Task goal | Without the pictures, write out all the lines below exactly as they appear.

Source data |
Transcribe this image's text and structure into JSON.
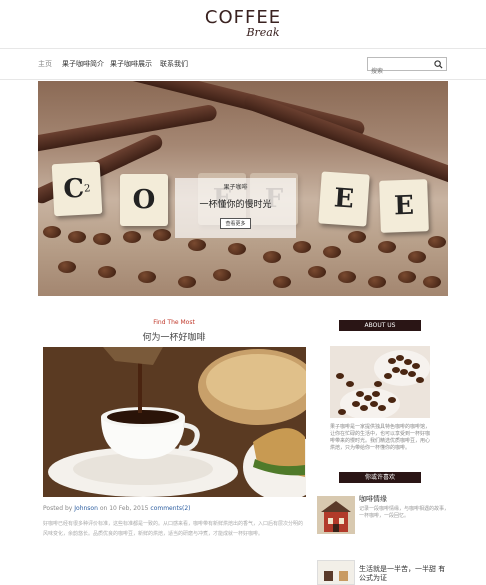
{
  "brand": {
    "logo_main": "COFFEE",
    "logo_sub": "Break"
  },
  "nav": {
    "items": [
      "主页",
      "果子咖啡简介",
      "果子咖啡展示",
      "联系我们"
    ],
    "active_index": 0
  },
  "search": {
    "placeholder": "搜索",
    "icon": "search-icon"
  },
  "hero": {
    "tiles": [
      "C",
      "2",
      "O",
      "F",
      "F",
      "E",
      "E"
    ],
    "caption": {
      "kicker": "果子咖啡",
      "title": "一杯懂你的慢时光",
      "button": "查看更多"
    }
  },
  "post": {
    "kicker": "Find The Most",
    "title": "何为一杯好咖啡",
    "meta": {
      "posted_by": "Posted by",
      "author": "Johnson",
      "date_text": "on 10 Feb, 2015",
      "comments": "comments(2)"
    },
    "excerpt": "好咖啡已经有很多种评价标准，这些标准都是一致的。从口感来看，咖啡带有新鲜烘焙出的香气，入口后有层次分明的风味变化，余韵悠长。品质优良的咖啡豆，新鲜的烘焙，适当的研磨与冲煮，才能成就一杯好咖啡。"
  },
  "sidebar": {
    "about": {
      "heading": "ABOUT US",
      "text": "果子咖啡是一家提供独具特色咖啡的咖啡馆，让你在忙碌的生活中，也可以享受到一杯好咖啡带来的慢时光。我们精选优质咖啡豆，用心烘焙，只为带给你一杯懂你的咖啡。"
    },
    "recommend": {
      "heading": "你或许喜欢",
      "items": [
        {
          "title": "咖啡情缘",
          "desc": "记录一段咖啡情缘，与咖啡相遇的故事，一杯咖啡，一段回忆。"
        },
        {
          "title": "生活就是一半苦，一半甜 有公式为证"
        }
      ]
    }
  },
  "colors": {
    "accent": "#2a1515",
    "link": "#2b5da0",
    "kicker": "#c0392b"
  }
}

Answer to the problem |
Transcribe this image's text and structure into JSON.
{
  "brand": {
    "logo_main": "COFFEE",
    "logo_sub": "Break"
  },
  "nav": {
    "items": [
      "主页",
      "果子咖啡简介",
      "果子咖啡展示",
      "联系我们"
    ],
    "active_index": 0
  },
  "search": {
    "placeholder": "搜索",
    "icon": "search-icon"
  },
  "hero": {
    "tiles": [
      "C",
      "2",
      "O",
      "F",
      "F",
      "E",
      "E"
    ],
    "caption": {
      "kicker": "果子咖啡",
      "title": "一杯懂你的慢时光",
      "button": "查看更多"
    }
  },
  "post": {
    "kicker": "Find The Most",
    "title": "何为一杯好咖啡",
    "meta": {
      "posted_by": "Posted by",
      "author": "Johnson",
      "date_text": "on 10 Feb, 2015",
      "comments": "comments(2)"
    },
    "excerpt": "好咖啡已经有很多种评价标准，这些标准都是一致的。从口感来看，咖啡带有新鲜烘焙出的香气，入口后有层次分明的风味变化，余韵悠长。品质优良的咖啡豆，新鲜的烘焙，适当的研磨与冲煮，才能成就一杯好咖啡。"
  },
  "sidebar": {
    "about": {
      "heading": "ABOUT US",
      "text": "果子咖啡是一家提供独具特色咖啡的咖啡馆，让你在忙碌的生活中，也可以享受到一杯好咖啡带来的慢时光。我们精选优质咖啡豆，用心烘焙，只为带给你一杯懂你的咖啡。"
    },
    "recommend": {
      "heading": "你或许喜欢",
      "items": [
        {
          "title": "咖啡情缘",
          "desc": "记录一段咖啡情缘，与咖啡相遇的故事，一杯咖啡，一段回忆。"
        },
        {
          "title": "生活就是一半苦，一半甜 有公式为证"
        }
      ]
    }
  },
  "colors": {
    "accent": "#2a1515",
    "link": "#2b5da0",
    "kicker": "#c0392b"
  }
}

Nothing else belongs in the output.